_Exercise directions_:
Repeat each entry as written and leave the images out of the copy.

— Start —

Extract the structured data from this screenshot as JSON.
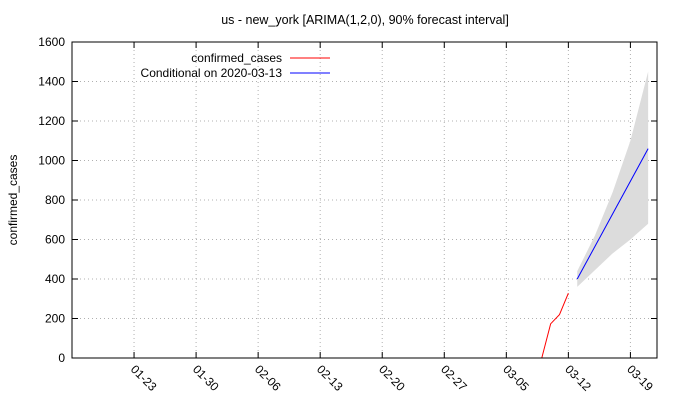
{
  "chart_data": {
    "type": "line",
    "title": "us - new_york [ARIMA(1,2,0), 90% forecast interval]",
    "xlabel": "",
    "ylabel": "confirmed_cases",
    "ylim": [
      0,
      1600
    ],
    "y_ticks": [
      0,
      200,
      400,
      600,
      800,
      1000,
      1200,
      1400,
      1600
    ],
    "xlim": [
      "2020-01-16",
      "2020-03-22"
    ],
    "x_tick_dates": [
      "2020-01-23",
      "2020-01-30",
      "2020-02-06",
      "2020-02-13",
      "2020-02-20",
      "2020-02-27",
      "2020-03-05",
      "2020-03-12",
      "2020-03-19"
    ],
    "x_tick_labels": [
      "01-23",
      "01-30",
      "02-06",
      "02-13",
      "02-20",
      "02-27",
      "03-05",
      "03-12",
      "03-19"
    ],
    "grid": true,
    "legend_position": "top-left",
    "series": [
      {
        "name": "confirmed_cases",
        "color": "#ff0000",
        "points": [
          {
            "x": "2020-03-09",
            "y": 0
          },
          {
            "x": "2020-03-10",
            "y": 173
          },
          {
            "x": "2020-03-11",
            "y": 220
          },
          {
            "x": "2020-03-12",
            "y": 328
          }
        ]
      },
      {
        "name": "Conditional on 2020-03-13",
        "color": "#0000ff",
        "points": [
          {
            "x": "2020-03-13",
            "y": 400
          },
          {
            "x": "2020-03-21",
            "y": 1060
          }
        ]
      }
    ],
    "interval": {
      "color": "#dcdcdc",
      "points": [
        {
          "x": "2020-03-13",
          "low": 360,
          "high": 440
        },
        {
          "x": "2020-03-15",
          "low": 445,
          "high": 620
        },
        {
          "x": "2020-03-17",
          "low": 530,
          "high": 840
        },
        {
          "x": "2020-03-19",
          "low": 600,
          "high": 1100
        },
        {
          "x": "2020-03-21",
          "low": 680,
          "high": 1450
        }
      ]
    }
  }
}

— End —

_Result of this exercise_:
Extract the structured data from this screenshot as JSON.
{
  "chart_data": {
    "type": "line",
    "title": "us - new_york [ARIMA(1,2,0), 90% forecast interval]",
    "xlabel": "",
    "ylabel": "confirmed_cases",
    "ylim": [
      0,
      1600
    ],
    "y_ticks": [
      0,
      200,
      400,
      600,
      800,
      1000,
      1200,
      1400,
      1600
    ],
    "xlim": [
      "2020-01-16",
      "2020-03-22"
    ],
    "x_tick_dates": [
      "2020-01-23",
      "2020-01-30",
      "2020-02-06",
      "2020-02-13",
      "2020-02-20",
      "2020-02-27",
      "2020-03-05",
      "2020-03-12",
      "2020-03-19"
    ],
    "x_tick_labels": [
      "01-23",
      "01-30",
      "02-06",
      "02-13",
      "02-20",
      "02-27",
      "03-05",
      "03-12",
      "03-19"
    ],
    "grid": true,
    "legend_position": "top-left",
    "series": [
      {
        "name": "confirmed_cases",
        "color": "#ff0000",
        "points": [
          {
            "x": "2020-03-09",
            "y": 0
          },
          {
            "x": "2020-03-10",
            "y": 173
          },
          {
            "x": "2020-03-11",
            "y": 220
          },
          {
            "x": "2020-03-12",
            "y": 328
          }
        ]
      },
      {
        "name": "Conditional on 2020-03-13",
        "color": "#0000ff",
        "points": [
          {
            "x": "2020-03-13",
            "y": 400
          },
          {
            "x": "2020-03-21",
            "y": 1060
          }
        ]
      }
    ],
    "interval": {
      "color": "#dcdcdc",
      "points": [
        {
          "x": "2020-03-13",
          "low": 360,
          "high": 440
        },
        {
          "x": "2020-03-15",
          "low": 445,
          "high": 620
        },
        {
          "x": "2020-03-17",
          "low": 530,
          "high": 840
        },
        {
          "x": "2020-03-19",
          "low": 600,
          "high": 1100
        },
        {
          "x": "2020-03-21",
          "low": 680,
          "high": 1450
        }
      ]
    }
  }
}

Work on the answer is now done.